> [PROBLEM DESCRIPTION] Go through the listing and write out all of it exactly.

[Records excerpted from a collection]

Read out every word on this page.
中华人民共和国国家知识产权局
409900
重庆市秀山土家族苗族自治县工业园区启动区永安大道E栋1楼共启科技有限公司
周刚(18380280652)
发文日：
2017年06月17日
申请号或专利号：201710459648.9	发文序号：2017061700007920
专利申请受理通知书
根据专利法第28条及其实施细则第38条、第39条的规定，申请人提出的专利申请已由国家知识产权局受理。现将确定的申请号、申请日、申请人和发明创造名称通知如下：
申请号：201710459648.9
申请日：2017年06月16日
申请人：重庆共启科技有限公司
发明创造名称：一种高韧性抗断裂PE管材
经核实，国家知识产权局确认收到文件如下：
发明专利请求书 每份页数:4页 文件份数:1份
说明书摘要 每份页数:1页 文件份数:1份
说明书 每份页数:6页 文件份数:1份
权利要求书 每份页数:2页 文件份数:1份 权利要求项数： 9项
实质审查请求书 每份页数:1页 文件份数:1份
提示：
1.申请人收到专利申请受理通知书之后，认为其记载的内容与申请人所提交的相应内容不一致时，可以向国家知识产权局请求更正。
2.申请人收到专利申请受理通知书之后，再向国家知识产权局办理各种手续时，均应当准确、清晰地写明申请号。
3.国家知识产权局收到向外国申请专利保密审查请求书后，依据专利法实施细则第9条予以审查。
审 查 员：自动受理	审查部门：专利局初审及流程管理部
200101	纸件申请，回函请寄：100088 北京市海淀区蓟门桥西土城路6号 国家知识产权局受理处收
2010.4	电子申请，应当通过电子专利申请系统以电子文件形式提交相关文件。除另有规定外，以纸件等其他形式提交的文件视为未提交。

> [THE RESULT]
Read out every word on this page.
中华人民共和国国家知识产权局
409900
重庆市秀山土家族苗族自治县工业园区启动区永安大道E栋1楼共启科技有限公司
周刚(18380280652)
发文日：
2017年06月17日
申请号或专利号：201710459648.9	发文序号：2017061700007920
专利申请受理通知书
根据专利法第28条及其实施细则第38条、第39条的规定，申请人提出的专利申请已由国家知识产权局受理。现将确定的申请号、申请日、申请人和发明创造名称通知如下：
申请号：201710459648.9
申请日：2017年06月16日
申请人：重庆共启科技有限公司
发明创造名称：一种高韧性抗断裂PE管材
经核实，国家知识产权局确认收到文件如下：
发明专利请求书 每份页数:4页 文件份数:1份
说明书摘要 每份页数:1页 文件份数:1份
说明书 每份页数:6页 文件份数:1份
权利要求书 每份页数:2页 文件份数:1份 权利要求项数： 9项
实质审查请求书 每份页数:1页 文件份数:1份
提示：
1.申请人收到专利申请受理通知书之后，认为其记载的内容与申请人所提交的相应内容不一致时，可以向国家知识产权局请求更正。
2.申请人收到专利申请受理通知书之后，再向国家知识产权局办理各种手续时，均应当准确、清晰地写明申请号。
3.国家知识产权局收到向外国申请专利保密审查请求书后，依据专利法实施细则第9条予以审查。
审 查 员：自动受理	审查部门：专利局初审及流程管理部
200101	纸件申请，回函请寄：100088 北京市海淀区蓟门桥西土城路6号 国家知识产权局受理处收
2010.4	电子申请，应当通过电子专利申请系统以电子文件形式提交相关文件。除另有规定外，以纸件等其他形式提交的文件视为未提交。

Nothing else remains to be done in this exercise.